==== Records for this exercise
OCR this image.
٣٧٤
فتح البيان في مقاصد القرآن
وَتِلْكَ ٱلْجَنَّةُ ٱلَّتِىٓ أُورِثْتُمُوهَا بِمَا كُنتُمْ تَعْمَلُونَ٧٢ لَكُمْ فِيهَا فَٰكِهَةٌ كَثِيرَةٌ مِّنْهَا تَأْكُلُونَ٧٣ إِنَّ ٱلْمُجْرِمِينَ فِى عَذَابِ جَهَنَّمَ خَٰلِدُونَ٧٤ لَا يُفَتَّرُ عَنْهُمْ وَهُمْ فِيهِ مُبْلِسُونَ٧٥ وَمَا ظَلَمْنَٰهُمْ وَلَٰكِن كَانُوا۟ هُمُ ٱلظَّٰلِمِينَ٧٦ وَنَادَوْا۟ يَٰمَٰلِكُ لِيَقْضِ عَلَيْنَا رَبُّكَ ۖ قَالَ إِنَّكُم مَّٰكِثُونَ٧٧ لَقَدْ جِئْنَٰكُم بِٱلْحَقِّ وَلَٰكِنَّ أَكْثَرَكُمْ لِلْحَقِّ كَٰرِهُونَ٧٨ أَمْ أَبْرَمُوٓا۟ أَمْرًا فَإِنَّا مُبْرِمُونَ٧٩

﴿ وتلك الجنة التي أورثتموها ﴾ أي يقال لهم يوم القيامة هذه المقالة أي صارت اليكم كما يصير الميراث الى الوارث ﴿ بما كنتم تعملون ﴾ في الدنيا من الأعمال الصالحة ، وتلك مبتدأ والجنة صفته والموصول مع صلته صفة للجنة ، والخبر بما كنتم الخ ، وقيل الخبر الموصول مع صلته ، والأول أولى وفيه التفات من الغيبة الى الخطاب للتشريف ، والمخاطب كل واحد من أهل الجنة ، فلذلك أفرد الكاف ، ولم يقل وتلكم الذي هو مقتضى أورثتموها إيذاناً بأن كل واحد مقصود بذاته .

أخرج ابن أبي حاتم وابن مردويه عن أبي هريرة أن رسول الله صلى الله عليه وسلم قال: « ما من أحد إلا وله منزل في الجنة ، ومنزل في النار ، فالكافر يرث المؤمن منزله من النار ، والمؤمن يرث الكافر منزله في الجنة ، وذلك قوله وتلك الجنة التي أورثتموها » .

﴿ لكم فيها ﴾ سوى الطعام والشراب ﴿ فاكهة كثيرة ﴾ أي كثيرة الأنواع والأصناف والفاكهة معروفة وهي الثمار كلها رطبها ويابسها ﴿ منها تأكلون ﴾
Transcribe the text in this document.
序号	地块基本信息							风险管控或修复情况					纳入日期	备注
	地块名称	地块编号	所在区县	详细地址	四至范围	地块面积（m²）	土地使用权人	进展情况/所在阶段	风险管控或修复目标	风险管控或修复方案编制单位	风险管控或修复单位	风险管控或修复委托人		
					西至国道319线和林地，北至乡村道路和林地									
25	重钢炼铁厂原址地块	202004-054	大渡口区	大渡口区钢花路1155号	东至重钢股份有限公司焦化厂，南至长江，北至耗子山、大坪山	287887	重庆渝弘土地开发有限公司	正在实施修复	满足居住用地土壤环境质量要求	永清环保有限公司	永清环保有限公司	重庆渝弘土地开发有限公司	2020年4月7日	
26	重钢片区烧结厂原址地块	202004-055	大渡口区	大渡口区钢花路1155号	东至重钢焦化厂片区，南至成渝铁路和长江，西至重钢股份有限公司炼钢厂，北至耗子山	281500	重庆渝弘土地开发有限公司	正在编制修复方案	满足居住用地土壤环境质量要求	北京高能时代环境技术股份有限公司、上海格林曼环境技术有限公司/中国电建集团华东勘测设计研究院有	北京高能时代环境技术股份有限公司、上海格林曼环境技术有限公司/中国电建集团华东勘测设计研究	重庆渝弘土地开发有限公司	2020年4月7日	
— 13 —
========
Challenge:
What is the number of lines above that hold the string "重庆渝弘土地开发有限公司"? Answer with that number alone.

Answer to this problem:
2